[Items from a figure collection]
╔══
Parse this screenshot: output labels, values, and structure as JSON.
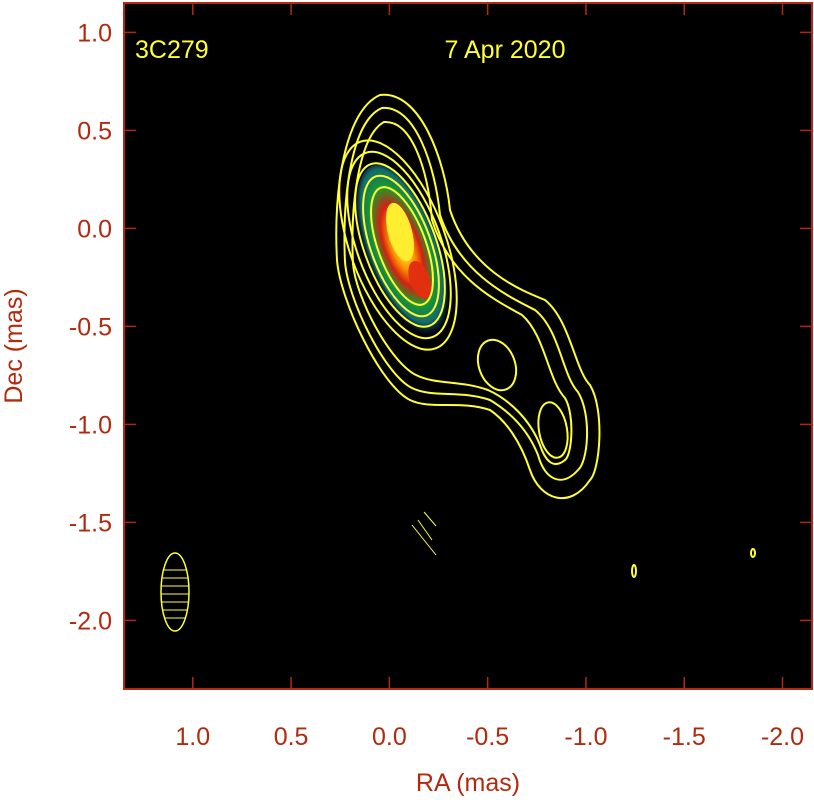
{
  "chart_data": {
    "type": "image",
    "annotations": [
      "3C279",
      "7 Apr 2020"
    ],
    "xlabel": "RA (mas)",
    "ylabel": "Dec (mas)",
    "xlim": [
      1.35,
      -2.15
    ],
    "xticks": [
      {
        "value": 1,
        "label": "1.0"
      },
      0.5,
      {
        "value": 0,
        "label": "0.0"
      },
      -0.5,
      {
        "value": -1,
        "label": "-1.0"
      },
      -1.5,
      {
        "value": -2,
        "label": "-2.0"
      }
    ],
    "ylim": [
      -2.35,
      1.15
    ],
    "yticks": [
      {
        "value": 1,
        "label": "1.0"
      },
      0.5,
      {
        "value": 0,
        "label": "0.0"
      },
      -0.5,
      {
        "value": -1,
        "label": "-1.0"
      },
      -1.5,
      {
        "value": -2,
        "label": "-2.0"
      }
    ],
    "frame_color": "#b22a0e",
    "annotation_color": "#ffff33"
  }
}
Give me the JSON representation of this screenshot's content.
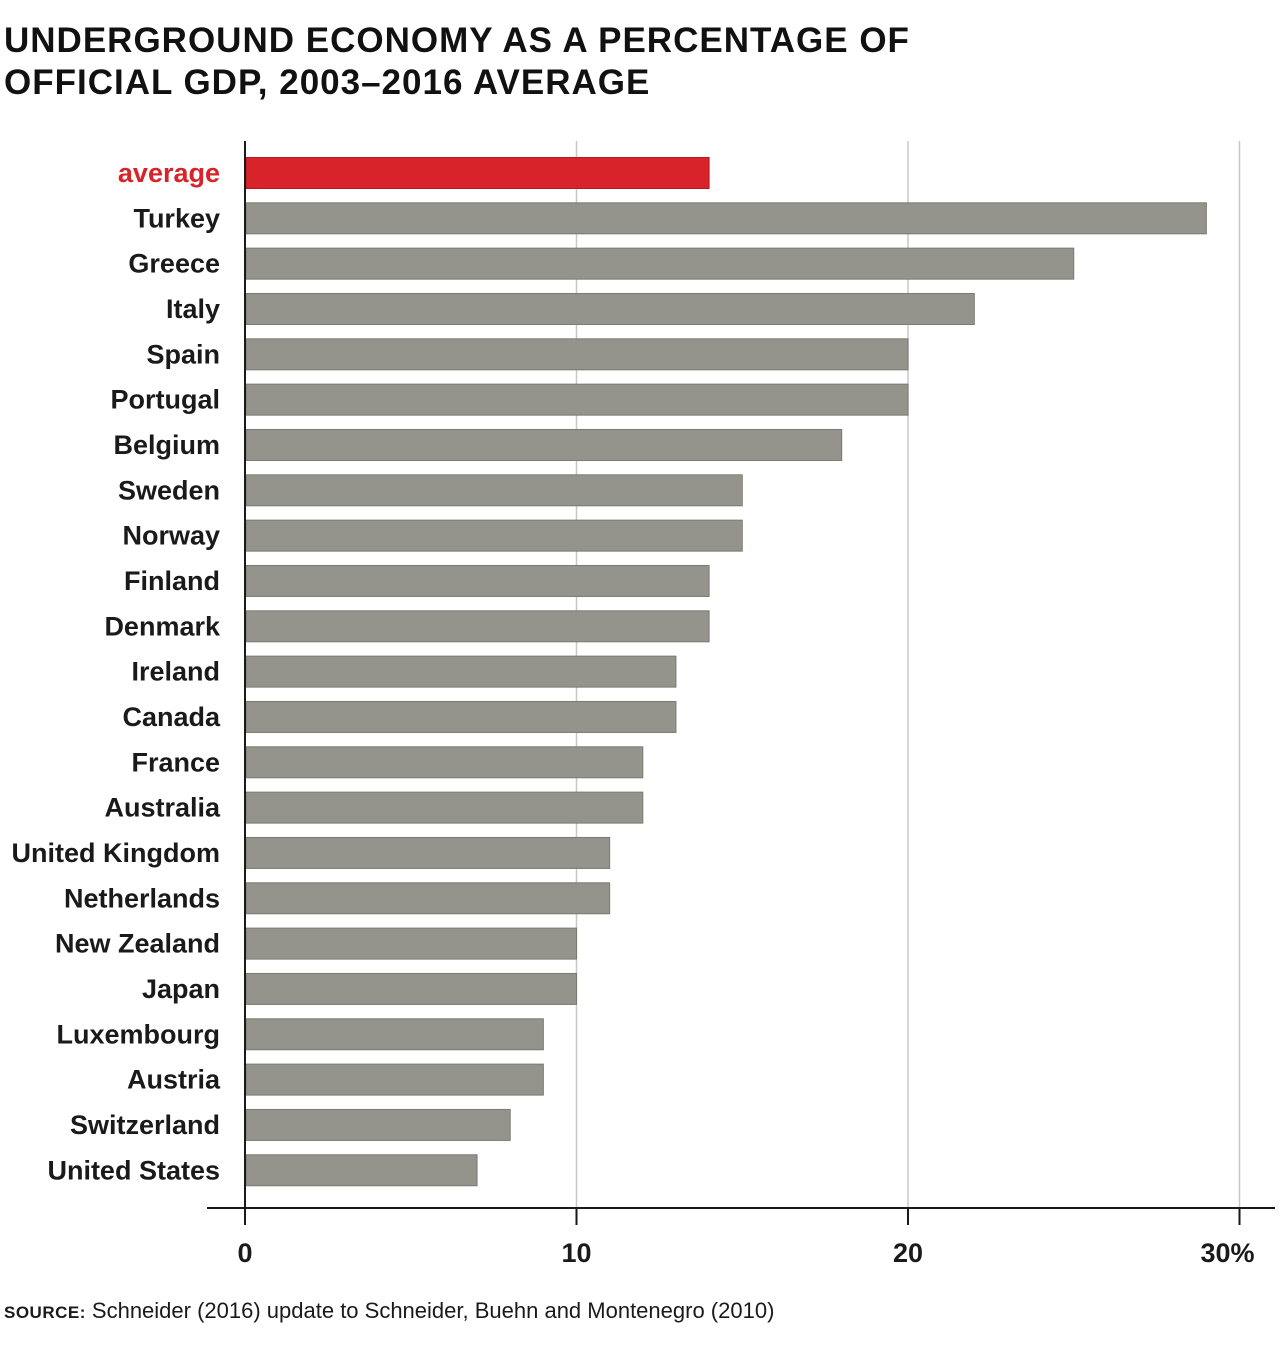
{
  "title_lines": [
    "UNDERGROUND ECONOMY AS A PERCENTAGE OF",
    "OFFICIAL GDP, 2003–2016 AVERAGE"
  ],
  "source": {
    "label": "source:",
    "text": "Schneider (2016) update to Schneider, Buehn and Montenegro (2010)"
  },
  "colors": {
    "highlight": "#d8232a",
    "bar": "#94948c",
    "grid": "#c8c8c8",
    "axis": "#1a1a1a"
  },
  "chart_data": {
    "type": "bar",
    "orientation": "horizontal",
    "title": "UNDERGROUND ECONOMY AS A PERCENTAGE OF OFFICIAL GDP, 2003–2016 AVERAGE",
    "categories": [
      "average",
      "Turkey",
      "Greece",
      "Italy",
      "Spain",
      "Portugal",
      "Belgium",
      "Sweden",
      "Norway",
      "Finland",
      "Denmark",
      "Ireland",
      "Canada",
      "France",
      "Australia",
      "United Kingdom",
      "Netherlands",
      "New Zealand",
      "Japan",
      "Luxembourg",
      "Austria",
      "Switzerland",
      "United States"
    ],
    "values": [
      14,
      29,
      25,
      22,
      20,
      20,
      18,
      15,
      15,
      14,
      14,
      13,
      13,
      12,
      12,
      11,
      11,
      10,
      10,
      9,
      9,
      8,
      7
    ],
    "highlight_category": "average",
    "xlim": [
      0,
      30
    ],
    "x_ticks": [
      0,
      10,
      20,
      30
    ],
    "x_tick_labels": [
      "0",
      "10",
      "20",
      "30%"
    ],
    "grid": true,
    "xlabel": "",
    "ylabel": ""
  }
}
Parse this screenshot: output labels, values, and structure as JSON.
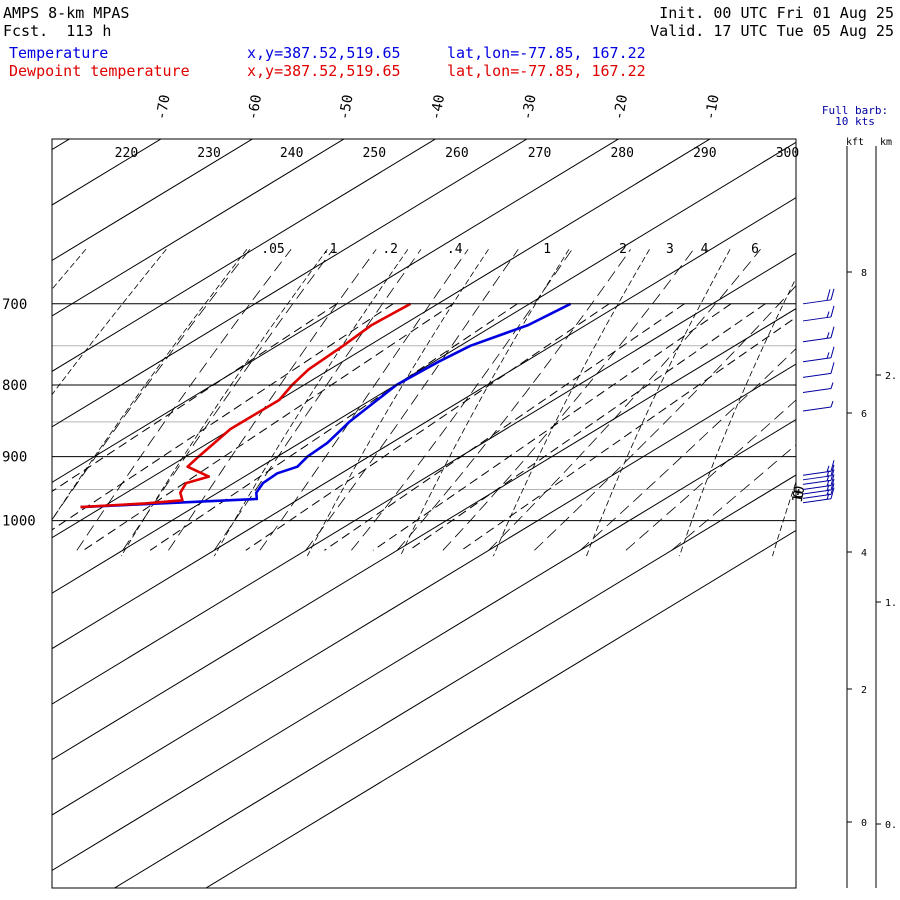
{
  "header": {
    "model": "AMPS 8-km MPAS",
    "fcst": "Fcst.  113 h",
    "init": "Init. 00 UTC Fri 01 Aug 25",
    "valid": "Valid. 17 UTC Tue 05 Aug 25"
  },
  "legend": [
    {
      "name": "Temperature",
      "xy": "x,y=387.52,519.65",
      "latlon": "lat,lon=-77.85, 167.22",
      "color": "#0000e0"
    },
    {
      "name": "Dewpoint temperature",
      "xy": "x,y=387.52,519.65",
      "latlon": "lat,lon=-77.85, 167.22",
      "color": "#e00000"
    }
  ],
  "barb_legend": {
    "line1": "Full barb:",
    "line2": "10 kts"
  },
  "height_axis": {
    "unit_kft": "kft",
    "unit_km": "km",
    "kft_ticks": [
      "8",
      "6",
      "4",
      "2",
      "0"
    ],
    "km_ticks": [
      "2.",
      "1.",
      "0."
    ]
  },
  "chart_data": {
    "type": "line",
    "diagram": "skew-T log-P",
    "pressure_ticks": [
      "700",
      "800",
      "900",
      "1000"
    ],
    "temperature_ticks": [
      "-70",
      "-60",
      "-50",
      "-40",
      "-30",
      "-20",
      "-10",
      "0",
      "10"
    ],
    "theta_labels": [
      "220",
      "230",
      "240",
      "250",
      "260",
      "270",
      "280",
      "290",
      "300"
    ],
    "mixing_ratio_labels": [
      ".05",
      ".1",
      ".2",
      ".4",
      "1",
      "2",
      "3",
      "4",
      "6"
    ],
    "series": [
      {
        "name": "Temperature",
        "color": "#0000e0",
        "points": [
          [
            700,
            -25.5
          ],
          [
            725,
            -26.3
          ],
          [
            750,
            -28.9
          ],
          [
            770,
            -29.5
          ],
          [
            800,
            -29.9
          ],
          [
            850,
            -28.4
          ],
          [
            880,
            -27.0
          ],
          [
            900,
            -26.7
          ],
          [
            915,
            -26.0
          ],
          [
            925,
            -27.0
          ],
          [
            940,
            -26.8
          ],
          [
            955,
            -25.8
          ],
          [
            965,
            -24.6
          ],
          [
            970,
            -31.6
          ],
          [
            978,
            -42.4
          ]
        ]
      },
      {
        "name": "Dewpoint temperature",
        "color": "#e00000",
        "points": [
          [
            700,
            -43.0
          ],
          [
            725,
            -43.4
          ],
          [
            750,
            -42.8
          ],
          [
            780,
            -42.3
          ],
          [
            800,
            -41.3
          ],
          [
            820,
            -40.0
          ],
          [
            860,
            -40.1
          ],
          [
            900,
            -38.6
          ],
          [
            915,
            -38.0
          ],
          [
            930,
            -33.9
          ],
          [
            940,
            -35.2
          ],
          [
            955,
            -34.1
          ],
          [
            967,
            -32.5
          ],
          [
            972,
            -36.0
          ],
          [
            978,
            -42.4
          ]
        ]
      }
    ],
    "wind_barbs": [
      {
        "p": 700,
        "speed_kt": 20
      },
      {
        "p": 720,
        "speed_kt": 15
      },
      {
        "p": 745,
        "speed_kt": 15
      },
      {
        "p": 770,
        "speed_kt": 15
      },
      {
        "p": 790,
        "speed_kt": 10
      },
      {
        "p": 810,
        "speed_kt": 5
      },
      {
        "p": 835,
        "speed_kt": 5
      },
      {
        "p": 928,
        "speed_kt": 15
      },
      {
        "p": 935,
        "speed_kt": 15
      },
      {
        "p": 942,
        "speed_kt": 15
      },
      {
        "p": 950,
        "speed_kt": 15
      },
      {
        "p": 957,
        "speed_kt": 15
      },
      {
        "p": 964,
        "speed_kt": 15
      },
      {
        "p": 971,
        "speed_kt": 15
      }
    ]
  }
}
╚══
Do this – Write out the listing above again, exactly, but with no pictures in the copy.

Answer to the task –
Parse this screenshot: output labels, values, and structure as JSON.
{
  "chart_data": {
    "type": "image",
    "annotations": [
      "3C279",
      "7 Apr 2020"
    ],
    "xlabel": "RA (mas)",
    "ylabel": "Dec (mas)",
    "xlim": [
      1.35,
      -2.15
    ],
    "xticks": [
      {
        "value": 1,
        "label": "1.0"
      },
      0.5,
      {
        "value": 0,
        "label": "0.0"
      },
      -0.5,
      {
        "value": -1,
        "label": "-1.0"
      },
      -1.5,
      {
        "value": -2,
        "label": "-2.0"
      }
    ],
    "ylim": [
      -2.35,
      1.15
    ],
    "yticks": [
      {
        "value": 1,
        "label": "1.0"
      },
      0.5,
      {
        "value": 0,
        "label": "0.0"
      },
      -0.5,
      {
        "value": -1,
        "label": "-1.0"
      },
      -1.5,
      {
        "value": -2,
        "label": "-2.0"
      }
    ],
    "frame_color": "#b22a0e",
    "annotation_color": "#ffff33"
  }
}
Give me the JSON representation of this screenshot's content.
{
  "title_lines": [
    "UNDERGROUND ECONOMY AS A PERCENTAGE OF",
    "OFFICIAL GDP, 2003–2016 AVERAGE"
  ],
  "source": {
    "label": "source:",
    "text": "Schneider (2016) update to Schneider, Buehn and Montenegro (2010)"
  },
  "colors": {
    "highlight": "#d8232a",
    "bar": "#94948c",
    "grid": "#c8c8c8",
    "axis": "#1a1a1a"
  },
  "chart_data": {
    "type": "bar",
    "orientation": "horizontal",
    "title": "UNDERGROUND ECONOMY AS A PERCENTAGE OF OFFICIAL GDP, 2003–2016 AVERAGE",
    "categories": [
      "average",
      "Turkey",
      "Greece",
      "Italy",
      "Spain",
      "Portugal",
      "Belgium",
      "Sweden",
      "Norway",
      "Finland",
      "Denmark",
      "Ireland",
      "Canada",
      "France",
      "Australia",
      "United Kingdom",
      "Netherlands",
      "New Zealand",
      "Japan",
      "Luxembourg",
      "Austria",
      "Switzerland",
      "United States"
    ],
    "values": [
      14,
      29,
      25,
      22,
      20,
      20,
      18,
      15,
      15,
      14,
      14,
      13,
      13,
      12,
      12,
      11,
      11,
      10,
      10,
      9,
      9,
      8,
      7
    ],
    "highlight_category": "average",
    "xlim": [
      0,
      30
    ],
    "x_ticks": [
      0,
      10,
      20,
      30
    ],
    "x_tick_labels": [
      "0",
      "10",
      "20",
      "30%"
    ],
    "grid": true,
    "xlabel": "",
    "ylabel": ""
  }
}
Parse this screenshot: output labels, values, and structure as JSON.
{
  "header": {
    "model": "AMPS 8-km MPAS",
    "fcst": "Fcst.  113 h",
    "init": "Init. 00 UTC Fri 01 Aug 25",
    "valid": "Valid. 17 UTC Tue 05 Aug 25"
  },
  "legend": [
    {
      "name": "Temperature",
      "xy": "x,y=387.52,519.65",
      "latlon": "lat,lon=-77.85, 167.22",
      "color": "#0000e0"
    },
    {
      "name": "Dewpoint temperature",
      "xy": "x,y=387.52,519.65",
      "latlon": "lat,lon=-77.85, 167.22",
      "color": "#e00000"
    }
  ],
  "barb_legend": {
    "line1": "Full barb:",
    "line2": "10 kts"
  },
  "height_axis": {
    "unit_kft": "kft",
    "unit_km": "km",
    "kft_ticks": [
      "8",
      "6",
      "4",
      "2",
      "0"
    ],
    "km_ticks": [
      "2.",
      "1.",
      "0."
    ]
  },
  "chart_data": {
    "type": "line",
    "diagram": "skew-T log-P",
    "pressure_ticks": [
      "700",
      "800",
      "900",
      "1000"
    ],
    "temperature_ticks": [
      "-70",
      "-60",
      "-50",
      "-40",
      "-30",
      "-20",
      "-10",
      "0",
      "10"
    ],
    "theta_labels": [
      "220",
      "230",
      "240",
      "250",
      "260",
      "270",
      "280",
      "290",
      "300"
    ],
    "mixing_ratio_labels": [
      ".05",
      ".1",
      ".2",
      ".4",
      "1",
      "2",
      "3",
      "4",
      "6"
    ],
    "series": [
      {
        "name": "Temperature",
        "color": "#0000e0",
        "points": [
          [
            700,
            -25.5
          ],
          [
            725,
            -26.3
          ],
          [
            750,
            -28.9
          ],
          [
            770,
            -29.5
          ],
          [
            800,
            -29.9
          ],
          [
            850,
            -28.4
          ],
          [
            880,
            -27.0
          ],
          [
            900,
            -26.7
          ],
          [
            915,
            -26.0
          ],
          [
            925,
            -27.0
          ],
          [
            940,
            -26.8
          ],
          [
            955,
            -25.8
          ],
          [
            965,
            -24.6
          ],
          [
            970,
            -31.6
          ],
          [
            978,
            -42.4
          ]
        ]
      },
      {
        "name": "Dewpoint temperature",
        "color": "#e00000",
        "points": [
          [
            700,
            -43.0
          ],
          [
            725,
            -43.4
          ],
          [
            750,
            -42.8
          ],
          [
            780,
            -42.3
          ],
          [
            800,
            -41.3
          ],
          [
            820,
            -40.0
          ],
          [
            860,
            -40.1
          ],
          [
            900,
            -38.6
          ],
          [
            915,
            -38.0
          ],
          [
            930,
            -33.9
          ],
          [
            940,
            -35.2
          ],
          [
            955,
            -34.1
          ],
          [
            967,
            -32.5
          ],
          [
            972,
            -36.0
          ],
          [
            978,
            -42.4
          ]
        ]
      }
    ],
    "wind_barbs": [
      {
        "p": 700,
        "speed_kt": 20
      },
      {
        "p": 720,
        "speed_kt": 15
      },
      {
        "p": 745,
        "speed_kt": 15
      },
      {
        "p": 770,
        "speed_kt": 15
      },
      {
        "p": 790,
        "speed_kt": 10
      },
      {
        "p": 810,
        "speed_kt": 5
      },
      {
        "p": 835,
        "speed_kt": 5
      },
      {
        "p": 928,
        "speed_kt": 15
      },
      {
        "p": 935,
        "speed_kt": 15
      },
      {
        "p": 942,
        "speed_kt": 15
      },
      {
        "p": 950,
        "speed_kt": 15
      },
      {
        "p": 957,
        "speed_kt": 15
      },
      {
        "p": 964,
        "speed_kt": 15
      },
      {
        "p": 971,
        "speed_kt": 15
      }
    ]
  }
}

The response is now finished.